◆ **Extracted data entries**
# # #

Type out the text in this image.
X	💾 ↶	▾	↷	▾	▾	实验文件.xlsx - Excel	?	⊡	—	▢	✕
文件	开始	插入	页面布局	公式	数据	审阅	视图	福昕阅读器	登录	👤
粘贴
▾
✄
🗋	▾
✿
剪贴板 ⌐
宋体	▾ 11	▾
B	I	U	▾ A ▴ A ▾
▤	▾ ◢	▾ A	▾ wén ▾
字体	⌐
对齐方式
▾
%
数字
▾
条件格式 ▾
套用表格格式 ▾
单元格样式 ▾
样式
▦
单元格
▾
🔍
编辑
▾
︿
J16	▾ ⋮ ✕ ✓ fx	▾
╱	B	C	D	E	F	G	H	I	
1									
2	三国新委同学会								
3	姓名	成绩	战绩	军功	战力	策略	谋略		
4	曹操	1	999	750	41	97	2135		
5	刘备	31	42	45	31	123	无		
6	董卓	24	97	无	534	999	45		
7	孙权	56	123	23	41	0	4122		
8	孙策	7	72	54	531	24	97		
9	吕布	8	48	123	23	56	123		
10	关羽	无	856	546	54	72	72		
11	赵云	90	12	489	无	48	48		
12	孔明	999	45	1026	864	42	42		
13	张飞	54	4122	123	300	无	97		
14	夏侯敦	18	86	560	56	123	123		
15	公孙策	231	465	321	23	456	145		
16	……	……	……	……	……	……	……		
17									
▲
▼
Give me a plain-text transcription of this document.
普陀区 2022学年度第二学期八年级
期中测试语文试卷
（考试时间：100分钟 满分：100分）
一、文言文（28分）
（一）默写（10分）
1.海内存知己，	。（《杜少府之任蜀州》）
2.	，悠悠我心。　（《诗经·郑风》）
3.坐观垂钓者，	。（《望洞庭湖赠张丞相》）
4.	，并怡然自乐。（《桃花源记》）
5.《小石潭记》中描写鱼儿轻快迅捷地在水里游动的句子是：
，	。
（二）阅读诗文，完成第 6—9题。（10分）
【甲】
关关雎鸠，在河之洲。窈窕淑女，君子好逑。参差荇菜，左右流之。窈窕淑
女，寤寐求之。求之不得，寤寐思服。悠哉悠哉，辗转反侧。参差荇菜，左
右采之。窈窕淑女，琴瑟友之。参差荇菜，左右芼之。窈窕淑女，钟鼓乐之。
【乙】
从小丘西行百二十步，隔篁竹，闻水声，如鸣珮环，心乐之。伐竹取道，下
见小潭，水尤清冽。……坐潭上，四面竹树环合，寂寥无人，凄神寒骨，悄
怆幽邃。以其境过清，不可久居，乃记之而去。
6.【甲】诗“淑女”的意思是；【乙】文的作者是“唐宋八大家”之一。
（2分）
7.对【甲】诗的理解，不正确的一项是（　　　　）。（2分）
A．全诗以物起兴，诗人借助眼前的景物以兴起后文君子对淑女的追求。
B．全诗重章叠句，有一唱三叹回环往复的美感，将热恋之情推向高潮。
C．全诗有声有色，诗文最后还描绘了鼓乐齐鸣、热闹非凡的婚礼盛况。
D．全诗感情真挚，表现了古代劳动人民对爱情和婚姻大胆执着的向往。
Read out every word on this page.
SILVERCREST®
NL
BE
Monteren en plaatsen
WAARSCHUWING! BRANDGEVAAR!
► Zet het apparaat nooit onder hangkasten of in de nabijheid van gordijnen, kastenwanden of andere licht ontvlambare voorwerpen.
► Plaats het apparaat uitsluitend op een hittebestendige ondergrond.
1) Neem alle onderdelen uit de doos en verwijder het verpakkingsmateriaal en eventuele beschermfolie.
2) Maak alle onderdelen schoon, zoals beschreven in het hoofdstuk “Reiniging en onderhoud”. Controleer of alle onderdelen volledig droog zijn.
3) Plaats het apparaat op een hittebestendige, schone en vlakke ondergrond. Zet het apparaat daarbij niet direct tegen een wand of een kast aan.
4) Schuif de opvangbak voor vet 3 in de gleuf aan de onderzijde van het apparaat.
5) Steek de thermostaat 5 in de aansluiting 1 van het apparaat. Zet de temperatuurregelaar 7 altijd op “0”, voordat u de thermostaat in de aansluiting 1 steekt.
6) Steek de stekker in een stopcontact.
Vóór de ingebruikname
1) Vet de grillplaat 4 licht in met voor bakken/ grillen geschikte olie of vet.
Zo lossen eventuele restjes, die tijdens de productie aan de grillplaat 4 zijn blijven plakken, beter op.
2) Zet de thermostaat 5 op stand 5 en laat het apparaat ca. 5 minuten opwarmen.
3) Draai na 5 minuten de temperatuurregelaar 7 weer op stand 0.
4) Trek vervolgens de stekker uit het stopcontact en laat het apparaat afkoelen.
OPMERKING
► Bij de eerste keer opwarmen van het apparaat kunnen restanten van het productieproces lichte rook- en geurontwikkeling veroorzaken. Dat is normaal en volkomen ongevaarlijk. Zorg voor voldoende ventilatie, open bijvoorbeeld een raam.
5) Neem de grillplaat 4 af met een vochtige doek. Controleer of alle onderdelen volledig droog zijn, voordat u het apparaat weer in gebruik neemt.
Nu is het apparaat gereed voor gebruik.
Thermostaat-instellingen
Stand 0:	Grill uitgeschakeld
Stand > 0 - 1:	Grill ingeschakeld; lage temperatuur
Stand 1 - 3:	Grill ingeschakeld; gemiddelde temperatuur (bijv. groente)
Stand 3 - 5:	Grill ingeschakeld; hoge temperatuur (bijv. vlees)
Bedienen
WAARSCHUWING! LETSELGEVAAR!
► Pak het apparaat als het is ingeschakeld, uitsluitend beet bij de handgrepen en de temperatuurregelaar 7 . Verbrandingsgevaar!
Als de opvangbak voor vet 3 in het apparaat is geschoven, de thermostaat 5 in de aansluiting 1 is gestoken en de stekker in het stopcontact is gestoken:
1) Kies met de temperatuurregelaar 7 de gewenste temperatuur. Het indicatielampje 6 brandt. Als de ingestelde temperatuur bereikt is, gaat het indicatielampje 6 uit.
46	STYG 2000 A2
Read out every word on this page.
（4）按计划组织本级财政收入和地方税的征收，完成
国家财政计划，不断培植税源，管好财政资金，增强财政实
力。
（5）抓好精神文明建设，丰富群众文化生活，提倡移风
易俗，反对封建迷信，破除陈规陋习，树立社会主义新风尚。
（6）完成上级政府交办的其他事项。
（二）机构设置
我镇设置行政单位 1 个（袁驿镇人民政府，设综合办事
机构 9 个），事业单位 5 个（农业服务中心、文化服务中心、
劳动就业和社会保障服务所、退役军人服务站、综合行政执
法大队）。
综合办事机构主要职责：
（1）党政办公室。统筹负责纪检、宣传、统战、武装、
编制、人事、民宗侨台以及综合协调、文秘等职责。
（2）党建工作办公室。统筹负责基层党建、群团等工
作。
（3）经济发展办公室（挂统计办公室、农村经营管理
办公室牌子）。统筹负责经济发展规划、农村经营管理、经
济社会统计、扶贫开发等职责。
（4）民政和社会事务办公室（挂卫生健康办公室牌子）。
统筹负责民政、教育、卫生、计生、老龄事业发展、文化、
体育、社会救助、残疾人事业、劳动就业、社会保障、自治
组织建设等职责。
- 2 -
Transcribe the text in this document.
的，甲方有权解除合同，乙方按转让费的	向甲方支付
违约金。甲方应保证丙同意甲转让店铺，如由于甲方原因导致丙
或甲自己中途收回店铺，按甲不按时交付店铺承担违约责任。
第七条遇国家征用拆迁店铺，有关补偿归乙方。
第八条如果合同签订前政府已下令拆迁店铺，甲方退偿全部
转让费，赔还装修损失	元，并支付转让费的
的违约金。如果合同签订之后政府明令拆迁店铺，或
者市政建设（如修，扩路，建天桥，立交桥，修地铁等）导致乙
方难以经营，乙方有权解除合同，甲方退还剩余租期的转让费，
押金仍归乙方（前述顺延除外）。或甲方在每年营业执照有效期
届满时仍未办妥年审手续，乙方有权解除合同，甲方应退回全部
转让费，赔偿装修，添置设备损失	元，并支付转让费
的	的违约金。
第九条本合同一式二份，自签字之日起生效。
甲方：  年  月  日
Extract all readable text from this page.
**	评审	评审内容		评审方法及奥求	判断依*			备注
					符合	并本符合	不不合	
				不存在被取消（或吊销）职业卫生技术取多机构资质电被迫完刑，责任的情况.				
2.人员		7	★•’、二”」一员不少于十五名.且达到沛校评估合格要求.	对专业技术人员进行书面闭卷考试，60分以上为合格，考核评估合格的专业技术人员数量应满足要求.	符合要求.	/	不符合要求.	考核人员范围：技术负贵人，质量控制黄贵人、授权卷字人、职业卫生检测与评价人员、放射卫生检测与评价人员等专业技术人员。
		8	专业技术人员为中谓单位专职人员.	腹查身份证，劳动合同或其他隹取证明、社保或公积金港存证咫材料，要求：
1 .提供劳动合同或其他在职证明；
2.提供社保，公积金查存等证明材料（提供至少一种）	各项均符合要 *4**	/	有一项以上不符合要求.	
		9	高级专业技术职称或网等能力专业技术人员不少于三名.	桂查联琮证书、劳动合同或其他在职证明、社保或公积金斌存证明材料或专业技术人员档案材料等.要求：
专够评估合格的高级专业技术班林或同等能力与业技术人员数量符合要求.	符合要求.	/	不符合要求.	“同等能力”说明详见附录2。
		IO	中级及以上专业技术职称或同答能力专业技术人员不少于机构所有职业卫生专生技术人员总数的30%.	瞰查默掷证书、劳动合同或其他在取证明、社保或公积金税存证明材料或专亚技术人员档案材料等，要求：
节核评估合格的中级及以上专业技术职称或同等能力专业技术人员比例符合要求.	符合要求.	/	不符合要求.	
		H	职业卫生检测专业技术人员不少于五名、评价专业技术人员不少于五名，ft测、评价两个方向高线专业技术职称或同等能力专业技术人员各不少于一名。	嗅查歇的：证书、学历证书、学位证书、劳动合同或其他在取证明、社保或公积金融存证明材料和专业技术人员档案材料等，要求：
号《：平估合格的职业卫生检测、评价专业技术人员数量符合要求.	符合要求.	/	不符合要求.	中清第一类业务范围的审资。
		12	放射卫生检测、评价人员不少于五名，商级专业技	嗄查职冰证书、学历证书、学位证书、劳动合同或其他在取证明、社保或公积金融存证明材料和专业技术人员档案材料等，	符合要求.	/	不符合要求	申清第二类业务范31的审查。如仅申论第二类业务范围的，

# # #

◆ **STATED EXERCISE**
Write out only the final block of lines, starting at the line with "Extract all readable text from this page." and running to the end of the material.

◆ **OUTPUT FOR THIS TASK**
Extract all readable text from this page.
**	评审	评审内容		评审方法及奥求	判断依*			备注
					符合	并本符合	不不合	
				不存在被取消（或吊销）职业卫生技术取多机构资质电被迫完刑，责任的情况.				
2.人员		7	★•’、二”」一员不少于十五名.且达到沛校评估合格要求.	对专业技术人员进行书面闭卷考试，60分以上为合格，考核评估合格的专业技术人员数量应满足要求.	符合要求.	/	不符合要求.	考核人员范围：技术负贵人，质量控制黄贵人、授权卷字人、职业卫生检测与评价人员、放射卫生检测与评价人员等专业技术人员。
		8	专业技术人员为中谓单位专职人员.	腹查身份证，劳动合同或其他隹取证明、社保或公积金港存证咫材料，要求：
1 .提供劳动合同或其他在职证明；
2.提供社保，公积金查存等证明材料（提供至少一种）	各项均符合要 *4**	/	有一项以上不符合要求.	
		9	高级专业技术职称或网等能力专业技术人员不少于三名.	桂查联琮证书、劳动合同或其他在职证明、社保或公积金斌存证明材料或专业技术人员档案材料等.要求：
专够评估合格的高级专业技术班林或同等能力与业技术人员数量符合要求.	符合要求.	/	不符合要求.	“同等能力”说明详见附录2。
		IO	中级及以上专业技术职称或同答能力专业技术人员不少于机构所有职业卫生专生技术人员总数的30%.	瞰查默掷证书、劳动合同或其他在取证明、社保或公积金税存证明材料或专亚技术人员档案材料等，要求：
节核评估合格的中级及以上专业技术职称或同等能力专业技术人员比例符合要求.	符合要求.	/	不符合要求.	
		H	职业卫生检测专业技术人员不少于五名、评价专业技术人员不少于五名，ft测、评价两个方向高线专业技术职称或同等能力专业技术人员各不少于一名。	嗅查歇的：证书、学历证书、学位证书、劳动合同或其他在取证明、社保或公积金融存证明材料和专业技术人员档案材料等，要求：
号《：平估合格的职业卫生检测、评价专业技术人员数量符合要求.	符合要求.	/	不符合要求.	中清第一类业务范围的审资。
		12	放射卫生检测、评价人员不少于五名，商级专业技	嗄查职冰证书、学历证书、学位证书、劳动合同或其他在取证明、社保或公积金融存证明材料和专业技术人员档案材料等，	符合要求.	/	不符合要求	申清第二类业务范31的审查。如仅申论第二类业务范围的，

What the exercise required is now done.